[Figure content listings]
◆ ◆ ◆
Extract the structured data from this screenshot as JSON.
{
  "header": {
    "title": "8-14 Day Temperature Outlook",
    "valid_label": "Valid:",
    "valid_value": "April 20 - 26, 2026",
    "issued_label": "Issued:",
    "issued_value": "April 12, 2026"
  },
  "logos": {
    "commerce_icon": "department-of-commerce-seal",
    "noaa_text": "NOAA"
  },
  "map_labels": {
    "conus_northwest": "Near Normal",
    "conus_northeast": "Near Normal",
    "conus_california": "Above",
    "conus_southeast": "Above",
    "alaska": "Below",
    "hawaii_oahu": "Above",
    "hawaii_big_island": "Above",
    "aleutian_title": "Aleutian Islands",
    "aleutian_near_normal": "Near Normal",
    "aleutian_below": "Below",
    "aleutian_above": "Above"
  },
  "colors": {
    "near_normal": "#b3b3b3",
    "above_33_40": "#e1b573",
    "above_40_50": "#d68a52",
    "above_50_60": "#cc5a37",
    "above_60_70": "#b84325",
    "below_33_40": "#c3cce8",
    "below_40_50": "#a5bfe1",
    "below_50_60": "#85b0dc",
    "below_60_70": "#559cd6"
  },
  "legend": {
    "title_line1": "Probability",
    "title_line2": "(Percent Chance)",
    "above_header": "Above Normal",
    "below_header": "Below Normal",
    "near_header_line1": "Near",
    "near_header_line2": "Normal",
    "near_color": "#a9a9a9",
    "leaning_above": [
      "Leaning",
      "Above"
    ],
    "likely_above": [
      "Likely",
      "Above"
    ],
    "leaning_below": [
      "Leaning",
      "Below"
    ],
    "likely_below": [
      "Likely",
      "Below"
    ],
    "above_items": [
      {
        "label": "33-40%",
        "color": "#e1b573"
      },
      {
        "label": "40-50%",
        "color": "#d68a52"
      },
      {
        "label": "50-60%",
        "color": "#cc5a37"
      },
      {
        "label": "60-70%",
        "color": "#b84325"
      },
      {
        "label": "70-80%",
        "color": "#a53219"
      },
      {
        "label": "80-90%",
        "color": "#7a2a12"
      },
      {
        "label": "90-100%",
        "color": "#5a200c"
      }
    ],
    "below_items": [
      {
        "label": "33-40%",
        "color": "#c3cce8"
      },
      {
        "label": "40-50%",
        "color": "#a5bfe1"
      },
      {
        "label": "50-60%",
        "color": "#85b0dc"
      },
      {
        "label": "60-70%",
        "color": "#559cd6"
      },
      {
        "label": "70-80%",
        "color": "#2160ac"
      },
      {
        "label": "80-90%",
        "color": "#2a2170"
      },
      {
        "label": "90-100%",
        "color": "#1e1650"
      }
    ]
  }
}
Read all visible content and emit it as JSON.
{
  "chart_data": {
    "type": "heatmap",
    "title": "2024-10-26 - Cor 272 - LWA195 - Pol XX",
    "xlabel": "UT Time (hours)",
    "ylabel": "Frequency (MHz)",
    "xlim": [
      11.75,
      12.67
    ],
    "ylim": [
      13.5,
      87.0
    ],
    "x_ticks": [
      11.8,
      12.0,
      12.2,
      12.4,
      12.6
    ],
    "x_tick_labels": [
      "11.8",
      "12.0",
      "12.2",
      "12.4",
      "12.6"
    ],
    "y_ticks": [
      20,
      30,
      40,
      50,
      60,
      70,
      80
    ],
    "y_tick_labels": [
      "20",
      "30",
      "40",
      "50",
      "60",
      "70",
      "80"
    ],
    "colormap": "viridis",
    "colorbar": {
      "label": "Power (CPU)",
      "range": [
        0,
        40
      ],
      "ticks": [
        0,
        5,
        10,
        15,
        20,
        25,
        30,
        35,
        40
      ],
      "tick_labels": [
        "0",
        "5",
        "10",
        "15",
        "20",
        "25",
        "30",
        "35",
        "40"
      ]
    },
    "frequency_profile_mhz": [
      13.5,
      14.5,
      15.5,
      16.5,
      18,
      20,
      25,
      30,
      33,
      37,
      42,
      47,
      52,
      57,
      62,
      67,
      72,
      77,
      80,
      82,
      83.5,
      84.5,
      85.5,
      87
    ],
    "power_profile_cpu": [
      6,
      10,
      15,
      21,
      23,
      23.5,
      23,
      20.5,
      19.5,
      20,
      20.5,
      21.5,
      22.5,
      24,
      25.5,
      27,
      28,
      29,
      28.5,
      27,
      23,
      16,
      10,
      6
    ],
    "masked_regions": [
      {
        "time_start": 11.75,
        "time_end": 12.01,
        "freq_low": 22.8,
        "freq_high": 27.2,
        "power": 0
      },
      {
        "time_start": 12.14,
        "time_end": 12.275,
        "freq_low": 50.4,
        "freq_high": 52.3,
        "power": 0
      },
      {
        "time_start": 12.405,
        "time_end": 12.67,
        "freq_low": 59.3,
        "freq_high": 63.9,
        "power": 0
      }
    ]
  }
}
◆ ◆ ◆
TASK DETAILS:
Reproduce all the records precisely.

RESPONSE TO THIS TASK:
Extract the structured data from this screenshot as JSON.
{
  "header": {
    "title": "8-14 Day Temperature Outlook",
    "valid_label": "Valid:",
    "valid_value": "April 20 - 26, 2026",
    "issued_label": "Issued:",
    "issued_value": "April 12, 2026"
  },
  "logos": {
    "commerce_icon": "department-of-commerce-seal",
    "noaa_text": "NOAA"
  },
  "map_labels": {
    "conus_northwest": "Near Normal",
    "conus_northeast": "Near Normal",
    "conus_california": "Above",
    "conus_southeast": "Above",
    "alaska": "Below",
    "hawaii_oahu": "Above",
    "hawaii_big_island": "Above",
    "aleutian_title": "Aleutian Islands",
    "aleutian_near_normal": "Near Normal",
    "aleutian_below": "Below",
    "aleutian_above": "Above"
  },
  "colors": {
    "near_normal": "#b3b3b3",
    "above_33_40": "#e1b573",
    "above_40_50": "#d68a52",
    "above_50_60": "#cc5a37",
    "above_60_70": "#b84325",
    "below_33_40": "#c3cce8",
    "below_40_50": "#a5bfe1",
    "below_50_60": "#85b0dc",
    "below_60_70": "#559cd6"
  },
  "legend": {
    "title_line1": "Probability",
    "title_line2": "(Percent Chance)",
    "above_header": "Above Normal",
    "below_header": "Below Normal",
    "near_header_line1": "Near",
    "near_header_line2": "Normal",
    "near_color": "#a9a9a9",
    "leaning_above": [
      "Leaning",
      "Above"
    ],
    "likely_above": [
      "Likely",
      "Above"
    ],
    "leaning_below": [
      "Leaning",
      "Below"
    ],
    "likely_below": [
      "Likely",
      "Below"
    ],
    "above_items": [
      {
        "label": "33-40%",
        "color": "#e1b573"
      },
      {
        "label": "40-50%",
        "color": "#d68a52"
      },
      {
        "label": "50-60%",
        "color": "#cc5a37"
      },
      {
        "label": "60-70%",
        "color": "#b84325"
      },
      {
        "label": "70-80%",
        "color": "#a53219"
      },
      {
        "label": "80-90%",
        "color": "#7a2a12"
      },
      {
        "label": "90-100%",
        "color": "#5a200c"
      }
    ],
    "below_items": [
      {
        "label": "33-40%",
        "color": "#c3cce8"
      },
      {
        "label": "40-50%",
        "color": "#a5bfe1"
      },
      {
        "label": "50-60%",
        "color": "#85b0dc"
      },
      {
        "label": "60-70%",
        "color": "#559cd6"
      },
      {
        "label": "70-80%",
        "color": "#2160ac"
      },
      {
        "label": "80-90%",
        "color": "#2a2170"
      },
      {
        "label": "90-100%",
        "color": "#1e1650"
      }
    ]
  }
}
Read all visible content and emit it as JSON.
{
  "chart_data": {
    "type": "heatmap",
    "title": "2024-10-26 - Cor 272 - LWA195 - Pol XX",
    "xlabel": "UT Time (hours)",
    "ylabel": "Frequency (MHz)",
    "xlim": [
      11.75,
      12.67
    ],
    "ylim": [
      13.5,
      87.0
    ],
    "x_ticks": [
      11.8,
      12.0,
      12.2,
      12.4,
      12.6
    ],
    "x_tick_labels": [
      "11.8",
      "12.0",
      "12.2",
      "12.4",
      "12.6"
    ],
    "y_ticks": [
      20,
      30,
      40,
      50,
      60,
      70,
      80
    ],
    "y_tick_labels": [
      "20",
      "30",
      "40",
      "50",
      "60",
      "70",
      "80"
    ],
    "colormap": "viridis",
    "colorbar": {
      "label": "Power (CPU)",
      "range": [
        0,
        40
      ],
      "ticks": [
        0,
        5,
        10,
        15,
        20,
        25,
        30,
        35,
        40
      ],
      "tick_labels": [
        "0",
        "5",
        "10",
        "15",
        "20",
        "25",
        "30",
        "35",
        "40"
      ]
    },
    "frequency_profile_mhz": [
      13.5,
      14.5,
      15.5,
      16.5,
      18,
      20,
      25,
      30,
      33,
      37,
      42,
      47,
      52,
      57,
      62,
      67,
      72,
      77,
      80,
      82,
      83.5,
      84.5,
      85.5,
      87
    ],
    "power_profile_cpu": [
      6,
      10,
      15,
      21,
      23,
      23.5,
      23,
      20.5,
      19.5,
      20,
      20.5,
      21.5,
      22.5,
      24,
      25.5,
      27,
      28,
      29,
      28.5,
      27,
      23,
      16,
      10,
      6
    ],
    "masked_regions": [
      {
        "time_start": 11.75,
        "time_end": 12.01,
        "freq_low": 22.8,
        "freq_high": 27.2,
        "power": 0
      },
      {
        "time_start": 12.14,
        "time_end": 12.275,
        "freq_low": 50.4,
        "freq_high": 52.3,
        "power": 0
      },
      {
        "time_start": 12.405,
        "time_end": 12.67,
        "freq_low": 59.3,
        "freq_high": 63.9,
        "power": 0
      }
    ]
  }
}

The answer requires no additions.